** BEGIN **
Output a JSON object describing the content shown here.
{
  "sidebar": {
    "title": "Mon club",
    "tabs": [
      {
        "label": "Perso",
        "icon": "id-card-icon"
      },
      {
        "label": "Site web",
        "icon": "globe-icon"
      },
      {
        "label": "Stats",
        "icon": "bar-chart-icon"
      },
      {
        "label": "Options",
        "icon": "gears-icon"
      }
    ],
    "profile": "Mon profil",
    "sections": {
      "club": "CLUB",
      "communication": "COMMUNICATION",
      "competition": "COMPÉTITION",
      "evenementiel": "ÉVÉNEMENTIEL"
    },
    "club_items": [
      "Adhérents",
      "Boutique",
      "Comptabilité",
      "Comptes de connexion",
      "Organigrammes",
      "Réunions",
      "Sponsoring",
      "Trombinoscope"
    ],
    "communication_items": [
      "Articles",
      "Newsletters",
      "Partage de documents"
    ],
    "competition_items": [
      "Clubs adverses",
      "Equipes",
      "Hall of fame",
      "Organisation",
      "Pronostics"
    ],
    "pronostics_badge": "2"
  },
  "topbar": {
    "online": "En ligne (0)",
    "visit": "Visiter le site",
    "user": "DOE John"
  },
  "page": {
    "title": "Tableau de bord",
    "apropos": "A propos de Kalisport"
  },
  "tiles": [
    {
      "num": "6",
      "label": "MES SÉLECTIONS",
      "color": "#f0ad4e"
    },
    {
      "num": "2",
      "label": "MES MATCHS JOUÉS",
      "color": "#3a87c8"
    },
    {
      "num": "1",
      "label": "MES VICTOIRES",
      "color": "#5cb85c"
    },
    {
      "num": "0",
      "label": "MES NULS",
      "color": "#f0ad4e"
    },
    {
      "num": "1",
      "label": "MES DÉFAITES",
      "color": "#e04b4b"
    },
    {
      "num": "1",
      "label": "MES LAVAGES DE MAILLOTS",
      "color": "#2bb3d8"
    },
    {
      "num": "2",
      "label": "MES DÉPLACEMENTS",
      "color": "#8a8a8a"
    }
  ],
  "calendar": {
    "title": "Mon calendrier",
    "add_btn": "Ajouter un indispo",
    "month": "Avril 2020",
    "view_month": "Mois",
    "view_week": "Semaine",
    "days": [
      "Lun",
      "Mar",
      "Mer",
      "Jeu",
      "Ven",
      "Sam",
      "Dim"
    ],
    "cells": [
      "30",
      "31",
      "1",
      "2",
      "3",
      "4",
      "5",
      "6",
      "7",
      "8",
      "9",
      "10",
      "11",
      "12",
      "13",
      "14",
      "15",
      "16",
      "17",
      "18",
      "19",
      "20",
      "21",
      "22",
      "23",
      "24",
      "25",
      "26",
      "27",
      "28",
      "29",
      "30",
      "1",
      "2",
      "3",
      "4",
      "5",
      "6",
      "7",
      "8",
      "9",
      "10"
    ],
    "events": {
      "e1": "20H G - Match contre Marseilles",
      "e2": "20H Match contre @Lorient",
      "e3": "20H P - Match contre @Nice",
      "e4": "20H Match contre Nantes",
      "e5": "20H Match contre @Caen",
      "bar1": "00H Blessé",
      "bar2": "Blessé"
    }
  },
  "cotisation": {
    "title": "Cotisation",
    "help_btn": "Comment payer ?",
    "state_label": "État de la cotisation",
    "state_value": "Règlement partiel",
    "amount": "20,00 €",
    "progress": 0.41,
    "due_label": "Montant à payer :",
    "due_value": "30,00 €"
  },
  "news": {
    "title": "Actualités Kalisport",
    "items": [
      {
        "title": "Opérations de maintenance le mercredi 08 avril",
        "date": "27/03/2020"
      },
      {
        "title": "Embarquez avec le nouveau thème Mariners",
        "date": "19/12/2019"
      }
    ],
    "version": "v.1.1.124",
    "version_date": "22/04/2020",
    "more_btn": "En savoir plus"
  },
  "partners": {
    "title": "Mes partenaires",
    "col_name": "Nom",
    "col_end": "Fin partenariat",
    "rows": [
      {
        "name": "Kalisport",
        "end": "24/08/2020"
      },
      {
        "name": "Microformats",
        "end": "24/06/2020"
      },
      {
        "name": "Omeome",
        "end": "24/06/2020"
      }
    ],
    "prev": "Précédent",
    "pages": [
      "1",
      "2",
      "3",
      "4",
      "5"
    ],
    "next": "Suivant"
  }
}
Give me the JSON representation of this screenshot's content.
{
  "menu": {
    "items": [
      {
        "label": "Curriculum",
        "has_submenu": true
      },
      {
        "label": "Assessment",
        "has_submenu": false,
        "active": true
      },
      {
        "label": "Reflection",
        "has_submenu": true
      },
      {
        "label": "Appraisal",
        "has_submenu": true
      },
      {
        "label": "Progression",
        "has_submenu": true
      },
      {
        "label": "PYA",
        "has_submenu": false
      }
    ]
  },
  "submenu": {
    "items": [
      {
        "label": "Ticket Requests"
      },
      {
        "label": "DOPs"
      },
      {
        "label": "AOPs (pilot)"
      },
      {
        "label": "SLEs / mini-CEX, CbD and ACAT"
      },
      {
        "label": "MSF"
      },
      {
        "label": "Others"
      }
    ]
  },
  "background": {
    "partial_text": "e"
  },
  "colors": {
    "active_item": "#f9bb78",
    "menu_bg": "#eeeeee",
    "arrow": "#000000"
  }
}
** END **
◆ SHORT PROBLEM ◆
Check each line above for the string "icon", then copy the ones that have it.

◆ COMPLETE RESPONSE ◆
        "icon": "id-card-icon"
        "icon": "globe-icon"
        "icon": "bar-chart-icon"
        "icon": "gears-icon"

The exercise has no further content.